==== RAW DATA

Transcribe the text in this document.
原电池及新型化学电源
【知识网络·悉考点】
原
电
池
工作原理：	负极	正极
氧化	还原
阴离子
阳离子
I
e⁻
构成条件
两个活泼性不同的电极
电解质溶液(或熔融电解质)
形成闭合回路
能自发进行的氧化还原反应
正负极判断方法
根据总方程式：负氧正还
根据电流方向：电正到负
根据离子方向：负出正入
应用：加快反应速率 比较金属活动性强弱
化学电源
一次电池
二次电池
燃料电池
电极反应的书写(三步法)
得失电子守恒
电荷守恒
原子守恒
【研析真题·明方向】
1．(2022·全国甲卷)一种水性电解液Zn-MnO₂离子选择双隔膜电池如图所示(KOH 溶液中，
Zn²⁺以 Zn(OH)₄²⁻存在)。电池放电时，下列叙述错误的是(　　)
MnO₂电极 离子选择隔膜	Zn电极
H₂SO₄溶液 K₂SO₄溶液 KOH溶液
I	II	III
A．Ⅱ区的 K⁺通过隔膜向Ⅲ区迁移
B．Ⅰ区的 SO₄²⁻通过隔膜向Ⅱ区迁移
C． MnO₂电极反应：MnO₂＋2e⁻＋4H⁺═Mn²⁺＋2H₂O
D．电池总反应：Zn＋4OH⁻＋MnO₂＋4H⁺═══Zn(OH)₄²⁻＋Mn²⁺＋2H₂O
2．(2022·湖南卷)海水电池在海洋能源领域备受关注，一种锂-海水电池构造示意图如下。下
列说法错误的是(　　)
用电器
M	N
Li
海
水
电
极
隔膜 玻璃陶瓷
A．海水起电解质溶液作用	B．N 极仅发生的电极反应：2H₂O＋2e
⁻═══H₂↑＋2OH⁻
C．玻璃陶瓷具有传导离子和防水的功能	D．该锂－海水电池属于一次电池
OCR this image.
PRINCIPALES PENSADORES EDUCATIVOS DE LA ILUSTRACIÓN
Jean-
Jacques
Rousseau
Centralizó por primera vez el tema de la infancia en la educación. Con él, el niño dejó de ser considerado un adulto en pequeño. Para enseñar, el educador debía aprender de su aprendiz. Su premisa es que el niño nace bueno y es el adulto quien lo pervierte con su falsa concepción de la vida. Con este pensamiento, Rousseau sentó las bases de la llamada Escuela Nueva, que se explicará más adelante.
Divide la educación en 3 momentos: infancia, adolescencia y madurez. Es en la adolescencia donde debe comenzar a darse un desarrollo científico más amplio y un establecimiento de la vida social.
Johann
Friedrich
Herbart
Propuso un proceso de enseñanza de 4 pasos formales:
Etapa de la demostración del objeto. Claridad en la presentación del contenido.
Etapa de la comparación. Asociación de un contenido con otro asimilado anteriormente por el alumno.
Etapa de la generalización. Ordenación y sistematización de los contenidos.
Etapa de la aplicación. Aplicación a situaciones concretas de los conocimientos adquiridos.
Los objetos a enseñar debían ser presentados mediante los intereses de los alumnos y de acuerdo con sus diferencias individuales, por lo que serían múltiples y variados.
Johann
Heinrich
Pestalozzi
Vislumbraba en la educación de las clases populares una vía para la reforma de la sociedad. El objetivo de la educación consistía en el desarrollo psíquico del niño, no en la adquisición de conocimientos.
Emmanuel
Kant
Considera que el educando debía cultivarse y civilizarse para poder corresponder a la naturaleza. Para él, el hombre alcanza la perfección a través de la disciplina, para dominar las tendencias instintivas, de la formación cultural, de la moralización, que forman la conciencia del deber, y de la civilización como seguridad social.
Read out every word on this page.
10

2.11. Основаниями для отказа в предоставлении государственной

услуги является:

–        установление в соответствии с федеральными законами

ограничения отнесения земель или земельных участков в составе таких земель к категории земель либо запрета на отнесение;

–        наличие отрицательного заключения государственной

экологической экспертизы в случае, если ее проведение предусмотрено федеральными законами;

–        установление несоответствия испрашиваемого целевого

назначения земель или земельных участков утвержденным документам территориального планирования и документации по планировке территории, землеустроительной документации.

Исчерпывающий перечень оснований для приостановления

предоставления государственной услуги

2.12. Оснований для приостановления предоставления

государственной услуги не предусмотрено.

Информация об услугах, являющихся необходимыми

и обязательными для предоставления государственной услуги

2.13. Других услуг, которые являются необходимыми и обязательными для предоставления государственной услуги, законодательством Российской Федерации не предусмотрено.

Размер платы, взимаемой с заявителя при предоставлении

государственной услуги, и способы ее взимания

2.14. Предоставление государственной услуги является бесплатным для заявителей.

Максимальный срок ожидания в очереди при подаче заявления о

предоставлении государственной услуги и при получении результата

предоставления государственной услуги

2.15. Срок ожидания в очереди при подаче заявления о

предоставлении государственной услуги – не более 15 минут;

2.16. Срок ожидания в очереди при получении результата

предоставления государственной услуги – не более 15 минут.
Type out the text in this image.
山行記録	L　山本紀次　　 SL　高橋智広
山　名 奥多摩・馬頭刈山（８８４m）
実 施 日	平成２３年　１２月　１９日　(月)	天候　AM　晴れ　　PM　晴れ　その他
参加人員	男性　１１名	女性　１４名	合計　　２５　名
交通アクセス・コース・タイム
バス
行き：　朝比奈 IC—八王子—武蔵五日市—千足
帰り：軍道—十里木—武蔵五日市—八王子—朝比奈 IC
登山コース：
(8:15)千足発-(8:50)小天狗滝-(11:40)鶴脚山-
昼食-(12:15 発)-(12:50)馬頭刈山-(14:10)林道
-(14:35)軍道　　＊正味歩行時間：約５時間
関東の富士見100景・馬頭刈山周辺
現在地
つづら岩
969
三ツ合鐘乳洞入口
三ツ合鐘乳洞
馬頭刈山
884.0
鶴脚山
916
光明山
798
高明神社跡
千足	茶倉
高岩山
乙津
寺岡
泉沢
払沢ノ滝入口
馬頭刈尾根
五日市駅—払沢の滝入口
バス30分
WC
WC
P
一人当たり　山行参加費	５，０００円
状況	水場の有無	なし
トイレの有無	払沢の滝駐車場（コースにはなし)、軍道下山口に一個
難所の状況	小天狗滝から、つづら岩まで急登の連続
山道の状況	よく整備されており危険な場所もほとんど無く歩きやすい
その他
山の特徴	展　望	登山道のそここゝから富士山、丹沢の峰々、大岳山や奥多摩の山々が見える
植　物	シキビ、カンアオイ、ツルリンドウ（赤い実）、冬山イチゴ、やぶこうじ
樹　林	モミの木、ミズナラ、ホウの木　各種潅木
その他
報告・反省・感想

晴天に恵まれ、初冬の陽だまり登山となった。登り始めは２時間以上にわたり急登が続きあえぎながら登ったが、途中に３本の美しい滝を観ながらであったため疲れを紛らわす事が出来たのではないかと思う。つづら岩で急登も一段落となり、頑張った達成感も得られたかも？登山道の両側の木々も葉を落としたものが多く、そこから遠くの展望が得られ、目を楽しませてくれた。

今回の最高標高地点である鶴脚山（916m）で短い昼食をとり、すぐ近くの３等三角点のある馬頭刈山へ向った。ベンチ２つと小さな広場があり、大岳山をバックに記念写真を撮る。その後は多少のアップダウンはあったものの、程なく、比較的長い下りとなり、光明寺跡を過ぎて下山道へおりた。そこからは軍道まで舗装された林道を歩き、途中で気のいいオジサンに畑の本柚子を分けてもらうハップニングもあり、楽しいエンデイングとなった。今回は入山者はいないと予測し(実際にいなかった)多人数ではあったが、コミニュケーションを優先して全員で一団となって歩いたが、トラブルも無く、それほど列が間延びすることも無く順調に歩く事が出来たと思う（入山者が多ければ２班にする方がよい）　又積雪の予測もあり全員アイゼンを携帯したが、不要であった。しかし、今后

========

**WHAT THE TASK ASKS**
Say how many lines contain "this", and give nothing but that number.

**SOLVED PROBLEM**
4